Supplied data:

========

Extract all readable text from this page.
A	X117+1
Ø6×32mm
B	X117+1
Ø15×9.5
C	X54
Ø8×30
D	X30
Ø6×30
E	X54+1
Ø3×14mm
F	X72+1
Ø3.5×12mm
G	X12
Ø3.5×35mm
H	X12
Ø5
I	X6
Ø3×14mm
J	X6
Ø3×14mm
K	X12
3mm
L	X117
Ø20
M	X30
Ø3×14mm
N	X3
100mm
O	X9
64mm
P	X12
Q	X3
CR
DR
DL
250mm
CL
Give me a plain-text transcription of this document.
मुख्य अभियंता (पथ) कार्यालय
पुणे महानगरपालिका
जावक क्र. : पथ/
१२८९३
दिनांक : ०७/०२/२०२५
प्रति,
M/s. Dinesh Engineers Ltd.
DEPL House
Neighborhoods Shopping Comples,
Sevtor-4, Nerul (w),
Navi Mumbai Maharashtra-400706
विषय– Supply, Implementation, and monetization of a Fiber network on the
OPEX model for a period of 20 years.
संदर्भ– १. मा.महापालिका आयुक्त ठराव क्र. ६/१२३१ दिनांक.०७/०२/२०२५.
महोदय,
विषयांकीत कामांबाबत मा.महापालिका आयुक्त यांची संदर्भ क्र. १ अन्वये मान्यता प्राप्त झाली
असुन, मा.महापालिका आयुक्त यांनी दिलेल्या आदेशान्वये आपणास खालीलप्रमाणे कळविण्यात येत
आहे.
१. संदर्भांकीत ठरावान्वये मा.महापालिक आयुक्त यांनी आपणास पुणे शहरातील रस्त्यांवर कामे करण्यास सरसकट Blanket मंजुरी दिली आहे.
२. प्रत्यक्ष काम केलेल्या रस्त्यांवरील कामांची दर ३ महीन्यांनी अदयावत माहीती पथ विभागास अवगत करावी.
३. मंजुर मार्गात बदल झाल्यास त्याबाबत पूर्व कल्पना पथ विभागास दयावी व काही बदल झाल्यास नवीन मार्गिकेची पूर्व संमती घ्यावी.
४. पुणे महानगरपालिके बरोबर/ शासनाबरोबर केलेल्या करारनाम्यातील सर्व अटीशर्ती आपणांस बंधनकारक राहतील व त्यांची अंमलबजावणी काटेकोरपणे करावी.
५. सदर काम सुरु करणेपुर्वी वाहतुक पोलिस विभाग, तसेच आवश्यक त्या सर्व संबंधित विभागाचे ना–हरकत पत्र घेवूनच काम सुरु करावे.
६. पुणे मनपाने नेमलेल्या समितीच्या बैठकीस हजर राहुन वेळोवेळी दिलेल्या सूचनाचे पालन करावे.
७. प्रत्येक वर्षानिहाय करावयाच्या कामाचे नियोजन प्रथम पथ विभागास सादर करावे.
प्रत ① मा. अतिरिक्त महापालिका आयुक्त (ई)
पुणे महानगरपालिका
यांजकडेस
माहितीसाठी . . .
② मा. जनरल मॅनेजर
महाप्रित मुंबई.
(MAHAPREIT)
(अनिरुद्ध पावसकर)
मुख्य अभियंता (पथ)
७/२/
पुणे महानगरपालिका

========

Task prompt: Using the data above, print every record exactly as shown.

Written solution:
Extract all readable text from this page.
A	X117+1
Ø6×32mm
B	X117+1
Ø15×9.5
C	X54
Ø8×30
D	X30
Ø6×30
E	X54+1
Ø3×14mm
F	X72+1
Ø3.5×12mm
G	X12
Ø3.5×35mm
H	X12
Ø5
I	X6
Ø3×14mm
J	X6
Ø3×14mm
K	X12
3mm
L	X117
Ø20
M	X30
Ø3×14mm
N	X3
100mm
O	X9
64mm
P	X12
Q	X3
CR
DR
DL
250mm
CL
Give me a plain-text transcription of this document.
मुख्य अभियंता (पथ) कार्यालय
पुणे महानगरपालिका
जावक क्र. : पथ/
१२८९३
दिनांक : ०७/०२/२०२५
प्रति,
M/s. Dinesh Engineers Ltd.
DEPL House
Neighborhoods Shopping Comples,
Sevtor-4, Nerul (w),
Navi Mumbai Maharashtra-400706
विषय– Supply, Implementation, and monetization of a Fiber network on the
OPEX model for a period of 20 years.
संदर्भ– १. मा.महापालिका आयुक्त ठराव क्र. ६/१२३१ दिनांक.०७/०२/२०२५.
महोदय,
विषयांकीत कामांबाबत मा.महापालिका आयुक्त यांची संदर्भ क्र. १ अन्वये मान्यता प्राप्त झाली
असुन, मा.महापालिका आयुक्त यांनी दिलेल्या आदेशान्वये आपणास खालीलप्रमाणे कळविण्यात येत
आहे.
१. संदर्भांकीत ठरावान्वये मा.महापालिक आयुक्त यांनी आपणास पुणे शहरातील रस्त्यांवर कामे करण्यास सरसकट Blanket मंजुरी दिली आहे.
२. प्रत्यक्ष काम केलेल्या रस्त्यांवरील कामांची दर ३ महीन्यांनी अदयावत माहीती पथ विभागास अवगत करावी.
३. मंजुर मार्गात बदल झाल्यास त्याबाबत पूर्व कल्पना पथ विभागास दयावी व काही बदल झाल्यास नवीन मार्गिकेची पूर्व संमती घ्यावी.
४. पुणे महानगरपालिके बरोबर/ शासनाबरोबर केलेल्या करारनाम्यातील सर्व अटीशर्ती आपणांस बंधनकारक राहतील व त्यांची अंमलबजावणी काटेकोरपणे करावी.
५. सदर काम सुरु करणेपुर्वी वाहतुक पोलिस विभाग, तसेच आवश्यक त्या सर्व संबंधित विभागाचे ना–हरकत पत्र घेवूनच काम सुरु करावे.
६. पुणे मनपाने नेमलेल्या समितीच्या बैठकीस हजर राहुन वेळोवेळी दिलेल्या सूचनाचे पालन करावे.
७. प्रत्येक वर्षानिहाय करावयाच्या कामाचे नियोजन प्रथम पथ विभागास सादर करावे.
प्रत ① मा. अतिरिक्त महापालिका आयुक्त (ई)
पुणे महानगरपालिका
यांजकडेस
माहितीसाठी . . .
② मा. जनरल मॅनेजर
महाप्रित मुंबई.
(MAHAPREIT)
(अनिरुद्ध पावसकर)
मुख्य अभियंता (पथ)
७/२/
पुणे महानगरपालिका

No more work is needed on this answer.